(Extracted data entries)
--------------------------------

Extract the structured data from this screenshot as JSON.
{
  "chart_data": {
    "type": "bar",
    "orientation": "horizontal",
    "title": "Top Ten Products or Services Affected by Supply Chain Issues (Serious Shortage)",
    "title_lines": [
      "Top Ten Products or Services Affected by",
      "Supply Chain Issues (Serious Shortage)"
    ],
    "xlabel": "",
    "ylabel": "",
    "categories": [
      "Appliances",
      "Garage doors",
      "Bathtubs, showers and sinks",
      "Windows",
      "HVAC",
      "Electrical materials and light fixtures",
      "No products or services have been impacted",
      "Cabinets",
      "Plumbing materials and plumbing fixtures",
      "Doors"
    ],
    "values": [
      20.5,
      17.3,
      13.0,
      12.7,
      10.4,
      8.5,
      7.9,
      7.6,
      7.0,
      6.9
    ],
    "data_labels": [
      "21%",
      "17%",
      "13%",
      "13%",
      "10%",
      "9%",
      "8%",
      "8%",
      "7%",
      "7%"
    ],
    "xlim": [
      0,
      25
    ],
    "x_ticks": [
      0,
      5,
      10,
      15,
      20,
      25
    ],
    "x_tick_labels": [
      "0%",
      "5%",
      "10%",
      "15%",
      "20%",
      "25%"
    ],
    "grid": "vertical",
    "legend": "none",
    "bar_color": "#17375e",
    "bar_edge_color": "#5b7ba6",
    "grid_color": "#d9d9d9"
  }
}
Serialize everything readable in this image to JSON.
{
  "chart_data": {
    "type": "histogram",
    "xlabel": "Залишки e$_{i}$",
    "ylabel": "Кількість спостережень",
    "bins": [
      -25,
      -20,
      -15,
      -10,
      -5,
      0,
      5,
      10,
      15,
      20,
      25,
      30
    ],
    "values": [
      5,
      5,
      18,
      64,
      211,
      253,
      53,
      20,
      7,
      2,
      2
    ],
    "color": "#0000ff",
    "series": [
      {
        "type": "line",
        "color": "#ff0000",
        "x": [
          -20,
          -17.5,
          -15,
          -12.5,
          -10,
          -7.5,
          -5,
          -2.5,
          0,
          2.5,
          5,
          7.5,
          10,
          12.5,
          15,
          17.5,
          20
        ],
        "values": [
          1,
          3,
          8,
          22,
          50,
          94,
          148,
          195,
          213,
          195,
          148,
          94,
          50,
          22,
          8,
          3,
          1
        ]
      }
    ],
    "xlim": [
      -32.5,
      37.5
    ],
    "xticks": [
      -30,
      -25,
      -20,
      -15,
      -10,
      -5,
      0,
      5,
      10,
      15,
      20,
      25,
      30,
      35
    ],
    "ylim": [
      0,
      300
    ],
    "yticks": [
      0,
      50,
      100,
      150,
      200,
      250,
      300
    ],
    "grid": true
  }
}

--------------------------------

THE REQUEST: Check each line above for "ylabel" and return the ones that have it.

OUTPUT BELOW:
    "ylabel": "",
    "ylabel": "Кількість спостережень",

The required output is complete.